In the material below, the lines containing the word "Betas" are required; copy each of them.

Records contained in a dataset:
....

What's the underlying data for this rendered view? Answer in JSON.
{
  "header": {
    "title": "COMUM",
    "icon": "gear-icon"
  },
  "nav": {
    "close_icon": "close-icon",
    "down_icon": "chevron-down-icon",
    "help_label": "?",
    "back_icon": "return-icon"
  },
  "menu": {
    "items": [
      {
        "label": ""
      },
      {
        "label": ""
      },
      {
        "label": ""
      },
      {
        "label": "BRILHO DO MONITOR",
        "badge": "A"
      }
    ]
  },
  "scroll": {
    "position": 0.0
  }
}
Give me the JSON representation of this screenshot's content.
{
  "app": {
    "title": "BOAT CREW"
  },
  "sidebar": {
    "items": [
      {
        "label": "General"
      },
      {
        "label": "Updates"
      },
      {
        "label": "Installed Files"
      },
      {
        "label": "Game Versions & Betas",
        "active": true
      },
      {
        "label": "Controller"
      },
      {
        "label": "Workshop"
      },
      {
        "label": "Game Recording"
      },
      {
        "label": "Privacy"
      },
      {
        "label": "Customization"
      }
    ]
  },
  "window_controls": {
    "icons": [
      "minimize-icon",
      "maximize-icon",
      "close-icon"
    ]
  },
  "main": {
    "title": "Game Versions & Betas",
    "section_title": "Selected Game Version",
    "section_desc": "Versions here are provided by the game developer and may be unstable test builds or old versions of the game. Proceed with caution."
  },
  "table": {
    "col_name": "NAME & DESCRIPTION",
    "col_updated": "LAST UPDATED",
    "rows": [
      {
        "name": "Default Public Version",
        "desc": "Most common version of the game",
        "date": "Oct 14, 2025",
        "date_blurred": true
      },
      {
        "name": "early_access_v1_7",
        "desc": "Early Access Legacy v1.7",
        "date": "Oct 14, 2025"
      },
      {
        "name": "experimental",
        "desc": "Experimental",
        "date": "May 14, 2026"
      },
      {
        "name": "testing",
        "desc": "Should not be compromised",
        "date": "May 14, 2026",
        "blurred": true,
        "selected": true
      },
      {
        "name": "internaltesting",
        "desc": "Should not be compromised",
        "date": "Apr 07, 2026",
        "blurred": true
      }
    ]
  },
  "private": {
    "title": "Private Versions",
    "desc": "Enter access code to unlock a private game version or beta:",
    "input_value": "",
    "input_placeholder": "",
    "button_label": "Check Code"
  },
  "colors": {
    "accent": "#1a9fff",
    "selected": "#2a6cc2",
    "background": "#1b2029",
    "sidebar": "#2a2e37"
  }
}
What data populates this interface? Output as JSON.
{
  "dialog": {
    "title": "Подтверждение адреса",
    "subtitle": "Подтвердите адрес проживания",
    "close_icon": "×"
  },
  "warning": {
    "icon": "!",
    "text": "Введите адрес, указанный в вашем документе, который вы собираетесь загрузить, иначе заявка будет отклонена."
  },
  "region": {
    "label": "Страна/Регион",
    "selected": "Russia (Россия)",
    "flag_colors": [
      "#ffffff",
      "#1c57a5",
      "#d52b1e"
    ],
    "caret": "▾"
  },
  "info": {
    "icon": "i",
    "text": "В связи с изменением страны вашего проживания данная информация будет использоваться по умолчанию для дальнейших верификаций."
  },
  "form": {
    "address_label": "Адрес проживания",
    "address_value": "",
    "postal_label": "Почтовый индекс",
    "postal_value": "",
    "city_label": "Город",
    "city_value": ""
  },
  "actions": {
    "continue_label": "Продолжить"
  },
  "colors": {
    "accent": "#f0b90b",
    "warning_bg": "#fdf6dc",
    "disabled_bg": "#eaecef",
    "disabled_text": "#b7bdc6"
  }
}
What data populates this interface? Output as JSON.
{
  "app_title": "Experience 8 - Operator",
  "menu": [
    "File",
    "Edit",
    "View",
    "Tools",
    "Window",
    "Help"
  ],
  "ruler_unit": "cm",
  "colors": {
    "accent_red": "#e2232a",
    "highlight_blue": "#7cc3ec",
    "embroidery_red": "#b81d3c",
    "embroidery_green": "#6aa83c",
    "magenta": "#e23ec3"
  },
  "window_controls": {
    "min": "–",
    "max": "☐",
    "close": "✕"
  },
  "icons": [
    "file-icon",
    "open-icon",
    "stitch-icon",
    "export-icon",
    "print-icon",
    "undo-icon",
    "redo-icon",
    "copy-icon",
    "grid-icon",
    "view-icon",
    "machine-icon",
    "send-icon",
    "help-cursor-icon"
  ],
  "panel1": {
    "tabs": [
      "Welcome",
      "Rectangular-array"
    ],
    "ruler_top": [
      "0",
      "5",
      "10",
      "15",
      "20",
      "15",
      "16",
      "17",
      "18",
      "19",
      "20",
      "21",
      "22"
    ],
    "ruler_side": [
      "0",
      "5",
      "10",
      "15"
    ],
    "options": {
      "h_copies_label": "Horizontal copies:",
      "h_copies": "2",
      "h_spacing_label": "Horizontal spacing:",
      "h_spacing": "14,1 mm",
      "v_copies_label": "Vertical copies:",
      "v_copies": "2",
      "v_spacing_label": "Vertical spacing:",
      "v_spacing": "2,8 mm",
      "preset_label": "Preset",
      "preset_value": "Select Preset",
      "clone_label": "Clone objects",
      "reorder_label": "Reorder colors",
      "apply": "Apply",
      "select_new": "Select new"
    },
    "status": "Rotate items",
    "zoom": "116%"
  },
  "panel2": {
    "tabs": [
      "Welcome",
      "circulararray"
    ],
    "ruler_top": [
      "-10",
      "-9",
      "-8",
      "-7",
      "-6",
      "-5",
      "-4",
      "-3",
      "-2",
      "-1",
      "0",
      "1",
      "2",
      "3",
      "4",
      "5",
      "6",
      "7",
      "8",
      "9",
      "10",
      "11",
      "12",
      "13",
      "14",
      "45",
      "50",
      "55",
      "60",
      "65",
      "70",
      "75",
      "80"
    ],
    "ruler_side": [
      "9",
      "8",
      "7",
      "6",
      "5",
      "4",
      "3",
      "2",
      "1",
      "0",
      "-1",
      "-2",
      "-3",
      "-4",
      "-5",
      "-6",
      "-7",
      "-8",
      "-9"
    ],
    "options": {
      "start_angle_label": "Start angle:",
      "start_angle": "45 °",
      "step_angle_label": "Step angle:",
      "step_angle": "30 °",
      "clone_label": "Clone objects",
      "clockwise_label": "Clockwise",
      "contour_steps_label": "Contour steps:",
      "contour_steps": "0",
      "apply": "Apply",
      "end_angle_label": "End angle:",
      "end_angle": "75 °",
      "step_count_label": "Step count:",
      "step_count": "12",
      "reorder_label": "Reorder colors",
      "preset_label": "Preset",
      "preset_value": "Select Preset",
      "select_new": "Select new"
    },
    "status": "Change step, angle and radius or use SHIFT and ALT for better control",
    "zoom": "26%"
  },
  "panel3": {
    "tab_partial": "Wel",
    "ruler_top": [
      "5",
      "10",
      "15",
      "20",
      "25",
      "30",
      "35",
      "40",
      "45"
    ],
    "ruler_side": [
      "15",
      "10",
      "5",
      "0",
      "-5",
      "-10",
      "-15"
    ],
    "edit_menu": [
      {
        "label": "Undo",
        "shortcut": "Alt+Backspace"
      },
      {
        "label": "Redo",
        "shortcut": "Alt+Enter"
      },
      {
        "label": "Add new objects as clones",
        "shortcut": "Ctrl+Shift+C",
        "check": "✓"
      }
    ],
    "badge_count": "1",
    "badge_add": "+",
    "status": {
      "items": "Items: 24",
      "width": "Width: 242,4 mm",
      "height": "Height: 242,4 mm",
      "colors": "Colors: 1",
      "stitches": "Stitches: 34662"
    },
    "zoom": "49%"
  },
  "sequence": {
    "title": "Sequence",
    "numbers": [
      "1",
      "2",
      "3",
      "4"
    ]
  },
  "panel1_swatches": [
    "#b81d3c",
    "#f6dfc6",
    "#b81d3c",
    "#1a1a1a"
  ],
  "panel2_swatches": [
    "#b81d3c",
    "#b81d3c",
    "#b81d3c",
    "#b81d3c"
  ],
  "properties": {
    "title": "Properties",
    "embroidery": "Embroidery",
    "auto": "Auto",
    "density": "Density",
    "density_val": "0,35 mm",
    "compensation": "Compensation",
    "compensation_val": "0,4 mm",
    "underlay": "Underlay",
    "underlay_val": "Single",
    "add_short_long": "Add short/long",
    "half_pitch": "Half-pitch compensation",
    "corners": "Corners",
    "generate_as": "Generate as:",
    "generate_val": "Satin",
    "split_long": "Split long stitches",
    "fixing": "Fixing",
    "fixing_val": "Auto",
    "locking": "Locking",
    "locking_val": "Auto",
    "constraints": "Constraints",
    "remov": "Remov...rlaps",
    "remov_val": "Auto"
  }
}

....

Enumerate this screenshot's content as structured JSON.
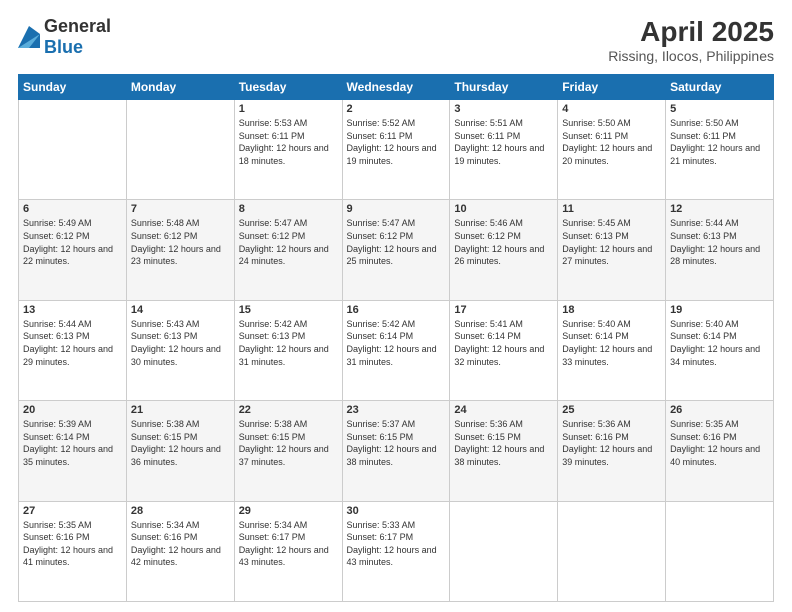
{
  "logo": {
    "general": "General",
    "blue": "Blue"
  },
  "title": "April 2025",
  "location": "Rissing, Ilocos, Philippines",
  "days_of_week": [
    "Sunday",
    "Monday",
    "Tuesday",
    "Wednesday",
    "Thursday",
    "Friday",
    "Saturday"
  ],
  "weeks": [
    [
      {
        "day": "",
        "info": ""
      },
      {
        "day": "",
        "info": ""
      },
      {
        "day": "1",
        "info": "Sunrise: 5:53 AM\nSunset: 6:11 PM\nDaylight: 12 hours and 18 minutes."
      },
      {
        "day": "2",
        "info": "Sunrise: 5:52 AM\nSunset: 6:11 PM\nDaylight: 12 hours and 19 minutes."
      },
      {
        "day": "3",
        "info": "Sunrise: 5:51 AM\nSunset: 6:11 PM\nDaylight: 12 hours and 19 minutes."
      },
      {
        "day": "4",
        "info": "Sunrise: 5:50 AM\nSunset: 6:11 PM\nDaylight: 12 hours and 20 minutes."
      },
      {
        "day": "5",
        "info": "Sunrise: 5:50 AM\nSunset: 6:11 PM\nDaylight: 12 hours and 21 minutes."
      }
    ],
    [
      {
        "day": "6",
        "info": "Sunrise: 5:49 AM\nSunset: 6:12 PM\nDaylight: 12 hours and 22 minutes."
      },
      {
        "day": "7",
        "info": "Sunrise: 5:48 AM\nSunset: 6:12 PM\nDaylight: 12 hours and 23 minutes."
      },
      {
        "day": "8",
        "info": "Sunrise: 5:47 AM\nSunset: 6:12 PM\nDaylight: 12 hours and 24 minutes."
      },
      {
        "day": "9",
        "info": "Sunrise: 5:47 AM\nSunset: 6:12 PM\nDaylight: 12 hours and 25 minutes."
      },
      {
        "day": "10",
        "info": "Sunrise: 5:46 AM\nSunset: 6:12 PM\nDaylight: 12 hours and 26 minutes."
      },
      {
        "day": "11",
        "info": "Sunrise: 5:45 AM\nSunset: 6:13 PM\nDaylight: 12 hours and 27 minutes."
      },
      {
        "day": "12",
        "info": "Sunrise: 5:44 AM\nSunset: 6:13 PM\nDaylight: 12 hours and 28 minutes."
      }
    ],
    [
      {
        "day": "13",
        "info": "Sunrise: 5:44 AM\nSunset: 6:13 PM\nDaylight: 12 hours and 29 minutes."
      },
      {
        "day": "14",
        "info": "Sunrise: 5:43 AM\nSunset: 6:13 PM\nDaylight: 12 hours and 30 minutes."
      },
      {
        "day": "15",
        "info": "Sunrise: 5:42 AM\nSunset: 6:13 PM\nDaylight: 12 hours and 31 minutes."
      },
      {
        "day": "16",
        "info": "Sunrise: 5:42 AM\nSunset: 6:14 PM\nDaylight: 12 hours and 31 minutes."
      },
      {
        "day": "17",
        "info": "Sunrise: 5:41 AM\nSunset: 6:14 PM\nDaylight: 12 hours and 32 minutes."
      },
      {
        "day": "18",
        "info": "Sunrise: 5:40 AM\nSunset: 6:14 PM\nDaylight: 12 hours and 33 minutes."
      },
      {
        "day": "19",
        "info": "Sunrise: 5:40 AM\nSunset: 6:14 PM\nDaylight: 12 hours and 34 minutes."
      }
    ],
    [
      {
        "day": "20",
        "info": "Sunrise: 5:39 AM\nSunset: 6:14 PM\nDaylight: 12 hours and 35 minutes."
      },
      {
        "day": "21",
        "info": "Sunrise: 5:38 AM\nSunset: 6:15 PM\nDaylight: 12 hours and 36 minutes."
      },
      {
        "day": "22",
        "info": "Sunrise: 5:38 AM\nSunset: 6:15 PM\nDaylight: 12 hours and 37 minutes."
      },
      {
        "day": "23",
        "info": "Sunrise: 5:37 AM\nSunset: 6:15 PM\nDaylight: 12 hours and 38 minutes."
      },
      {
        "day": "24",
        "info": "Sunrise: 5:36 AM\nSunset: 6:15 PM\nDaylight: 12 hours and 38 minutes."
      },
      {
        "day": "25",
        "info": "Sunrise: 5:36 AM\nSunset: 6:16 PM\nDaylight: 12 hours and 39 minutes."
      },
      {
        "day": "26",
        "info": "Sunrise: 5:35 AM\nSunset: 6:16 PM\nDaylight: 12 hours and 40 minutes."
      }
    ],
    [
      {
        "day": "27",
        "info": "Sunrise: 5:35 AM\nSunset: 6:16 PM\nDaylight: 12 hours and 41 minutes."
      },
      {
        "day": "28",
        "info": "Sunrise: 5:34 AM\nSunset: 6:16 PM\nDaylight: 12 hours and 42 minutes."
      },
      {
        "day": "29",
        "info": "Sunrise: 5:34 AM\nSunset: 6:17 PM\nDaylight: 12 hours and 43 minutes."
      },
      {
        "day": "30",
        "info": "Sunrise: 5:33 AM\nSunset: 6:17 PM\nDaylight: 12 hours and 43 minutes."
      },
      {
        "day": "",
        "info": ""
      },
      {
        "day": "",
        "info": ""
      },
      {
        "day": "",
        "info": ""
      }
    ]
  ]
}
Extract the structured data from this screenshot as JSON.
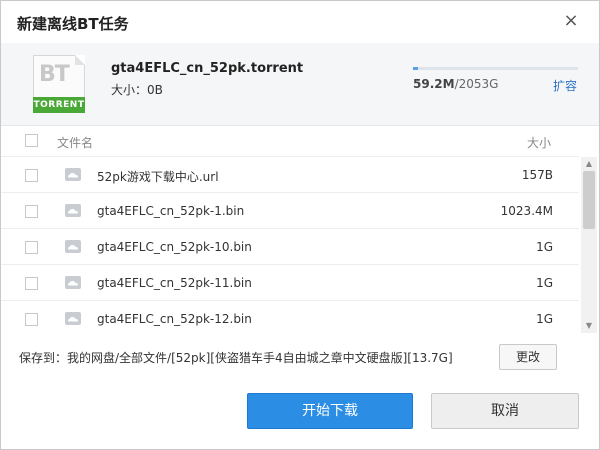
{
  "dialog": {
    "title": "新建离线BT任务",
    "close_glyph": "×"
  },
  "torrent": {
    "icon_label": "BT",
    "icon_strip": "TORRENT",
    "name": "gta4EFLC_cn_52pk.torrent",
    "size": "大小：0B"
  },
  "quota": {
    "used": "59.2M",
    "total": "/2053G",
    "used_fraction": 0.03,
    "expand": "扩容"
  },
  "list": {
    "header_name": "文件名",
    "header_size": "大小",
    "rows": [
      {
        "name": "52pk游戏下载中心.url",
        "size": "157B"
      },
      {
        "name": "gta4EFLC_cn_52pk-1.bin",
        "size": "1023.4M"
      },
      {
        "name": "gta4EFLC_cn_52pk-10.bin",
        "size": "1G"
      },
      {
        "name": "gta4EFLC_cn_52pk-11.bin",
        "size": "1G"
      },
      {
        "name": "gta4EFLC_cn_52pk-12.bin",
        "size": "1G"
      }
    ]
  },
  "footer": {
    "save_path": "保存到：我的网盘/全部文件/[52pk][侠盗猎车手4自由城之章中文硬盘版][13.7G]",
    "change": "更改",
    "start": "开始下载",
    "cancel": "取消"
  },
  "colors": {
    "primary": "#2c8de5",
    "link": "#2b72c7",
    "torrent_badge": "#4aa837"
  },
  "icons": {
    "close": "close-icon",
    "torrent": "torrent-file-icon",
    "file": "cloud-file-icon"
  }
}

....

## Answer to the exercise
        "label": "Game Versions & Betas",
    "title": "Game Versions & Betas",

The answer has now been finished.